#### Direction
How many lines of the data include the string "xlabel"? State the number and nothing else.

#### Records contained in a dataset
····················

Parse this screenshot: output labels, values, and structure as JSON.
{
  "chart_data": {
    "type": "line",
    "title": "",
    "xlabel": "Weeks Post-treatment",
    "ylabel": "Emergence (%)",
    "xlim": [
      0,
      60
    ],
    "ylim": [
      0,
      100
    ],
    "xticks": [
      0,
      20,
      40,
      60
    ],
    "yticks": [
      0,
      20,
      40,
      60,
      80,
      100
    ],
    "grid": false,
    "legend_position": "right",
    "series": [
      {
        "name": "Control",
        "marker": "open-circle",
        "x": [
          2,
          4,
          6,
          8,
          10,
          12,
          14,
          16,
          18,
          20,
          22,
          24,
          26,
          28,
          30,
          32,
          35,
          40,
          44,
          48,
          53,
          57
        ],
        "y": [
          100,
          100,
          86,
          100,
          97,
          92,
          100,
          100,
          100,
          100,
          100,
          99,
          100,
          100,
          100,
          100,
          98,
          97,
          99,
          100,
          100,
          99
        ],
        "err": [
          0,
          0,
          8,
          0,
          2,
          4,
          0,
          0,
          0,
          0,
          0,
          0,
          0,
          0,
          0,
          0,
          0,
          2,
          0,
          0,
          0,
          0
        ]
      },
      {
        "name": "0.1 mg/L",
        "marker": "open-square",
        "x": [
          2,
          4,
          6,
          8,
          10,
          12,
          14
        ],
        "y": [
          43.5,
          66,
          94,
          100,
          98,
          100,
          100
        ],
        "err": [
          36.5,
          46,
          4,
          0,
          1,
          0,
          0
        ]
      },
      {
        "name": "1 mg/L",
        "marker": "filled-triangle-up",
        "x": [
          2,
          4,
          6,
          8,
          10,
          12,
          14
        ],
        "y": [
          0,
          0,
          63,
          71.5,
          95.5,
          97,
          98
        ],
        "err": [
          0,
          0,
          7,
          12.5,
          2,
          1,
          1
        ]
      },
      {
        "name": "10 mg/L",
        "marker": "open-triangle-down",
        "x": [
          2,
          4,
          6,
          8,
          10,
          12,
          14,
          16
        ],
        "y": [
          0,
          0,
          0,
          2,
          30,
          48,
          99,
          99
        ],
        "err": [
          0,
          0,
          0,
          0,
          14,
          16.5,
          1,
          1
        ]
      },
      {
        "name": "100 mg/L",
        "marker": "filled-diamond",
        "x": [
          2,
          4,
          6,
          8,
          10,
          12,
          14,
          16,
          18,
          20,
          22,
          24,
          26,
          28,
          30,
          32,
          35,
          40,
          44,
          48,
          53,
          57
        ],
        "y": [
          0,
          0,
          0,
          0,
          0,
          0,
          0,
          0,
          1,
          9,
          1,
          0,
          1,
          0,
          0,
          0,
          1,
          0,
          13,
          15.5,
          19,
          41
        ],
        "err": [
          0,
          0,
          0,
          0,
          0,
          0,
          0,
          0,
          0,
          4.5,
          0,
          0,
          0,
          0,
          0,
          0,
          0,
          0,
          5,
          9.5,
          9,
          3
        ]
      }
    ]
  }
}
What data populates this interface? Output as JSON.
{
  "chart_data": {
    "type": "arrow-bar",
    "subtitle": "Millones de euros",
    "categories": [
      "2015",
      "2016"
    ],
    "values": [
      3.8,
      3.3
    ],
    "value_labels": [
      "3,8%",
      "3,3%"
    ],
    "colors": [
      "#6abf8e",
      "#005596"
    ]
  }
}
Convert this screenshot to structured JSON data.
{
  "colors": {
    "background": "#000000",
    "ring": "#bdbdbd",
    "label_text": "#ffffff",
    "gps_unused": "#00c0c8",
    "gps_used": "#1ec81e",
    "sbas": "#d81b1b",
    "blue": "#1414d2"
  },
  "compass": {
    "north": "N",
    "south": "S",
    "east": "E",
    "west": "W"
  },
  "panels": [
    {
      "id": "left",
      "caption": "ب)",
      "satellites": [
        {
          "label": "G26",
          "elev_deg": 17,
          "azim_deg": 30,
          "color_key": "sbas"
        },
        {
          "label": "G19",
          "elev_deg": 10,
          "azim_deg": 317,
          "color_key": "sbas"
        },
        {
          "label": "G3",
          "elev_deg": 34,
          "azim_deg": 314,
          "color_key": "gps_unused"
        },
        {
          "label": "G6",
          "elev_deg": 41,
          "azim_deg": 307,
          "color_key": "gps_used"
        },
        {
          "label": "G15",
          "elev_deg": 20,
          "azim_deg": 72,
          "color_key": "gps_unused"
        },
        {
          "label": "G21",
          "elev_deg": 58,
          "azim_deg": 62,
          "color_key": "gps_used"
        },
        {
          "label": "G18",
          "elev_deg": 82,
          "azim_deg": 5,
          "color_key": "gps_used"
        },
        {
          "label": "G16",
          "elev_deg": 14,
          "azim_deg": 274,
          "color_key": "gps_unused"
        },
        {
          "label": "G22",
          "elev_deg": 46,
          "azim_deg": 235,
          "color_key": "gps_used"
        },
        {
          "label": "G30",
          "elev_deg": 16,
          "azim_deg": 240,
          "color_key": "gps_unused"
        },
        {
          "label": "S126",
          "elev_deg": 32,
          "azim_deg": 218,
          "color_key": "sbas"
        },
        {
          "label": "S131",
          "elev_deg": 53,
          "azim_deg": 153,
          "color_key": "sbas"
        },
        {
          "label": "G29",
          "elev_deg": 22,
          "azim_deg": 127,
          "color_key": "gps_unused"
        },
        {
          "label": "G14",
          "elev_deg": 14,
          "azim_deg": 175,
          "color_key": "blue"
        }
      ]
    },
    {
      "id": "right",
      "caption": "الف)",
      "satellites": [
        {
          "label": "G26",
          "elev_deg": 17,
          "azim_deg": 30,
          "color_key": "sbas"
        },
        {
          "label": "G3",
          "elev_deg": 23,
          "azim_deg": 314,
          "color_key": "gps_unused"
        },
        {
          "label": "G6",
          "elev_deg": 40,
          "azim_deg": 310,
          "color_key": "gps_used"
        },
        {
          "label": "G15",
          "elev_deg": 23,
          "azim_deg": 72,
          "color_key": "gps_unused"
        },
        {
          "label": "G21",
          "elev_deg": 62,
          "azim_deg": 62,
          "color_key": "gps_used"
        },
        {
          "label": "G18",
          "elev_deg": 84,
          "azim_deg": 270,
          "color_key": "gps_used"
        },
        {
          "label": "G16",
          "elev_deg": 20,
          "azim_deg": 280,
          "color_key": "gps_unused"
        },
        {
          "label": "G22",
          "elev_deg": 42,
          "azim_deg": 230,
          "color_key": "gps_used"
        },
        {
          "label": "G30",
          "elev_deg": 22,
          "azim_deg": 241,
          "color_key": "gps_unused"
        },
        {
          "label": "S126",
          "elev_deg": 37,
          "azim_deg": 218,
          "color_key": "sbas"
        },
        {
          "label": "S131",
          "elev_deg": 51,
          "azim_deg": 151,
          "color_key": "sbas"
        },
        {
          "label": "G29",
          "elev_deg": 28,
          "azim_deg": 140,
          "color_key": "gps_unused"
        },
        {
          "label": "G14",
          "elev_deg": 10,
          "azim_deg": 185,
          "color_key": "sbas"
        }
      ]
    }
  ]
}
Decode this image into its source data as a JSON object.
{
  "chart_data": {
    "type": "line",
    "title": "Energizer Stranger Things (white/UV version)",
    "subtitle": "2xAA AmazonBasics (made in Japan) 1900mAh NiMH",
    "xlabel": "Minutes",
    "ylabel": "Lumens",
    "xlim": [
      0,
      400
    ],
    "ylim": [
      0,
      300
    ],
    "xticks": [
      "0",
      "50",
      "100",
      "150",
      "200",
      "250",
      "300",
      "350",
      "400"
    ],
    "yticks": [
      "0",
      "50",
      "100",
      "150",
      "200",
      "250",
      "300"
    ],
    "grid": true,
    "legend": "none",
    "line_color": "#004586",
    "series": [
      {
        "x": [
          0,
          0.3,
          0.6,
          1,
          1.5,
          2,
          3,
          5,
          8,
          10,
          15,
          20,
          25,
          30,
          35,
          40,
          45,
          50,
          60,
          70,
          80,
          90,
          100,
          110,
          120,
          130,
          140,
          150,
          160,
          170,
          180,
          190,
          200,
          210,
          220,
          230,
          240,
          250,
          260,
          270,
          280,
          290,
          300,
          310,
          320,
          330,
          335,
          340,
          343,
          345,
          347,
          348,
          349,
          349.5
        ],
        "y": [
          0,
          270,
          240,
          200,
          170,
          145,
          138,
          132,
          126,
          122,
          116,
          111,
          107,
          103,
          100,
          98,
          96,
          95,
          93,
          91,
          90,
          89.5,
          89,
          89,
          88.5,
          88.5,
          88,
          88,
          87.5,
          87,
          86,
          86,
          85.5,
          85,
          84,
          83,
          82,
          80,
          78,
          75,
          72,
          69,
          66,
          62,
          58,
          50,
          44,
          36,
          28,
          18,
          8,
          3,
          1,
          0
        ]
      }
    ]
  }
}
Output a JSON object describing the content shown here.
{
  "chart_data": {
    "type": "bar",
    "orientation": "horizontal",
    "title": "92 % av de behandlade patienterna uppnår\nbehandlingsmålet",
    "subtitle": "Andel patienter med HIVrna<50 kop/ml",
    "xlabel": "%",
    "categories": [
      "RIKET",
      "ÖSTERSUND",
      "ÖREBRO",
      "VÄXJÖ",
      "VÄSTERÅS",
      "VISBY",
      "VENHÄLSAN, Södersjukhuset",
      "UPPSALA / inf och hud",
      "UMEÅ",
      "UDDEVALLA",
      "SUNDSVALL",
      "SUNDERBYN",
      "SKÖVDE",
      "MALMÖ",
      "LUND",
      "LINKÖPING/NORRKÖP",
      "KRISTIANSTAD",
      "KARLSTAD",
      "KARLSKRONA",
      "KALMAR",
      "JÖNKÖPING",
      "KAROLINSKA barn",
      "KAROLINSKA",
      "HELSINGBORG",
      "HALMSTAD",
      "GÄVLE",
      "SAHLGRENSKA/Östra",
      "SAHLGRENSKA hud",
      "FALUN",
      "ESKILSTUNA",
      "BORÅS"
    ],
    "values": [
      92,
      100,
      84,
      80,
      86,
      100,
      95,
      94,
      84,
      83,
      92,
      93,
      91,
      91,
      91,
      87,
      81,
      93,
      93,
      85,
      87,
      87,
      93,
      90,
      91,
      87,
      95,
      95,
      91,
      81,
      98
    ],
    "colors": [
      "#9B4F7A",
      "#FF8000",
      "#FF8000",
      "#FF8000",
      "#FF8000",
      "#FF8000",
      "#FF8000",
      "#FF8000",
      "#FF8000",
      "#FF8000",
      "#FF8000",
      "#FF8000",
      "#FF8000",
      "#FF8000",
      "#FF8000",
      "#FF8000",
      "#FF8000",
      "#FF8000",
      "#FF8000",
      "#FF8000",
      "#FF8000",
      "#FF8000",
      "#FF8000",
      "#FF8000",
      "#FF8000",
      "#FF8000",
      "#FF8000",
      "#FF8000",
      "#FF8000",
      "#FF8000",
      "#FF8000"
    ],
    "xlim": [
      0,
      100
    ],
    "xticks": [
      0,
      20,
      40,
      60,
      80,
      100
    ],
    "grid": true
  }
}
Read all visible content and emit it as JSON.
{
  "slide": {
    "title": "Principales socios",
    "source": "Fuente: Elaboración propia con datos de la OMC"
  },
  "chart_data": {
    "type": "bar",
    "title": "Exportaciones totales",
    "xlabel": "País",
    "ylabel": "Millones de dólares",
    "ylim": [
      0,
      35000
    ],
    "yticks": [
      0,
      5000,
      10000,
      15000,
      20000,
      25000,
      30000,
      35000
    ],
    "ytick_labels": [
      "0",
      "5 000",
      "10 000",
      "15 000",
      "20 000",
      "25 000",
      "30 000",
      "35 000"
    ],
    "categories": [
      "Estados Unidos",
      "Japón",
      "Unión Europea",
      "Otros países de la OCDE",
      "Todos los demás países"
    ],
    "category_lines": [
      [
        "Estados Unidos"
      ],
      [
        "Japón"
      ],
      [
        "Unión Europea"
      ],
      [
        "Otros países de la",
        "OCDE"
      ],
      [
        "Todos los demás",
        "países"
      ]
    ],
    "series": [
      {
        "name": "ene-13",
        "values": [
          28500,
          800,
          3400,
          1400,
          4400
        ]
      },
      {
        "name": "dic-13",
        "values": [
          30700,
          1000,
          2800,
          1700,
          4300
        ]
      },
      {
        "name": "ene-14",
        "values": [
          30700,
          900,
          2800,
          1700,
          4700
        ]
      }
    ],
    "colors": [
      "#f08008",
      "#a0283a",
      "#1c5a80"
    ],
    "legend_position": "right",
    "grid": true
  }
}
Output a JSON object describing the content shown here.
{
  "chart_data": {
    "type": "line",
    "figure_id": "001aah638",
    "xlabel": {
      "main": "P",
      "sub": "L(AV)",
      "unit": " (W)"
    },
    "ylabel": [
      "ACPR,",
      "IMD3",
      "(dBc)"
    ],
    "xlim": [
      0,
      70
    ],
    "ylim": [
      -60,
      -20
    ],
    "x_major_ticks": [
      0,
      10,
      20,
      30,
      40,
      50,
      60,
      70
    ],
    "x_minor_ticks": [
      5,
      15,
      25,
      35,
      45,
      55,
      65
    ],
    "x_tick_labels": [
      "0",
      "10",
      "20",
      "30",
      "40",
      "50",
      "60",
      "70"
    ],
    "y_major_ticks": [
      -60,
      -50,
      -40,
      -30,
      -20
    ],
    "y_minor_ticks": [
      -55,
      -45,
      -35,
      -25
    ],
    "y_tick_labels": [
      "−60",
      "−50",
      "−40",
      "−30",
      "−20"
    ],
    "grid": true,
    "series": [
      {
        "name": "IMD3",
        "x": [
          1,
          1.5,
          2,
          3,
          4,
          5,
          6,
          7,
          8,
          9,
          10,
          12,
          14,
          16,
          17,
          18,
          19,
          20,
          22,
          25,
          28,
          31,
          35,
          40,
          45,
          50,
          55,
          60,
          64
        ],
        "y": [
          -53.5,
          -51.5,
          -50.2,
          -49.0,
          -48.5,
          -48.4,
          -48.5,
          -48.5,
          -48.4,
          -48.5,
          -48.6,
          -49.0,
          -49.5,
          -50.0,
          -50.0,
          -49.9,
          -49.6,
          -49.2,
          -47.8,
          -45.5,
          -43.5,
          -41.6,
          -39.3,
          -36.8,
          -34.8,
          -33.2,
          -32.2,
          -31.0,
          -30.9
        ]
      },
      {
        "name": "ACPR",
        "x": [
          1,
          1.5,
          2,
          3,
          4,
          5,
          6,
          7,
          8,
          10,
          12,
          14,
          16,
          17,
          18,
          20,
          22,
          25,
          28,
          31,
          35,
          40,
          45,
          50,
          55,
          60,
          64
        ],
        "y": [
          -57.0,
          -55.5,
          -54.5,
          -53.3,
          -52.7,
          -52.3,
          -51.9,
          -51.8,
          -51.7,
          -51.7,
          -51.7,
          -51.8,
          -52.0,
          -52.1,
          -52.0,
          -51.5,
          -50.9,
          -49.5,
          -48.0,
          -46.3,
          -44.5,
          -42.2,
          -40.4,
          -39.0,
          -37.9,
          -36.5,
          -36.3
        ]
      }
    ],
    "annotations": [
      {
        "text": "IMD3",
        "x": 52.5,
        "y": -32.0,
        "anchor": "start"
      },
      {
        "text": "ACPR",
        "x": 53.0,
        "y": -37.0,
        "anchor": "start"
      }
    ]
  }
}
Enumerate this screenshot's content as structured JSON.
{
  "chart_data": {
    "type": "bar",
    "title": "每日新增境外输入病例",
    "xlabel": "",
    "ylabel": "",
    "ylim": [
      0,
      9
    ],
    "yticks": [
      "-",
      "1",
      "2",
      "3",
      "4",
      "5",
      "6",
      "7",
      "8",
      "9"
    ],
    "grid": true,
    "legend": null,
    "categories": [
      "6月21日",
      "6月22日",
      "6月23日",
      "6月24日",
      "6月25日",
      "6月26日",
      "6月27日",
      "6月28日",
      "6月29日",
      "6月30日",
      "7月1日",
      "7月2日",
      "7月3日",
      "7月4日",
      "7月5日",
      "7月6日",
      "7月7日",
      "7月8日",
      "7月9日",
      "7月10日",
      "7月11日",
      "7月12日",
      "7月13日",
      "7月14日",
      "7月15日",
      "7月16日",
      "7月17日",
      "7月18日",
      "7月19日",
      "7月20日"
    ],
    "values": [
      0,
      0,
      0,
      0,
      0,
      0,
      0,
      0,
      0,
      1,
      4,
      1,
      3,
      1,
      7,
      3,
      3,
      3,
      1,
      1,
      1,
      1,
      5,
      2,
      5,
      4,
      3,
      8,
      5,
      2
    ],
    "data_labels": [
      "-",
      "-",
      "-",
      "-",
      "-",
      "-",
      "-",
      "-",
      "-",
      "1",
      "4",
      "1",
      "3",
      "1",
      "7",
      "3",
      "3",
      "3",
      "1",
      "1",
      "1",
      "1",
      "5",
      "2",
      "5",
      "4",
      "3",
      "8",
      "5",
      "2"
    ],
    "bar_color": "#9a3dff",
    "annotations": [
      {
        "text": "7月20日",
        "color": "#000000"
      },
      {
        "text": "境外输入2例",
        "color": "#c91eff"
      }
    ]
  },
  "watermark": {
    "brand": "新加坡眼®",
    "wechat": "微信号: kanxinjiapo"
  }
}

····················

#### Solution to the problem
6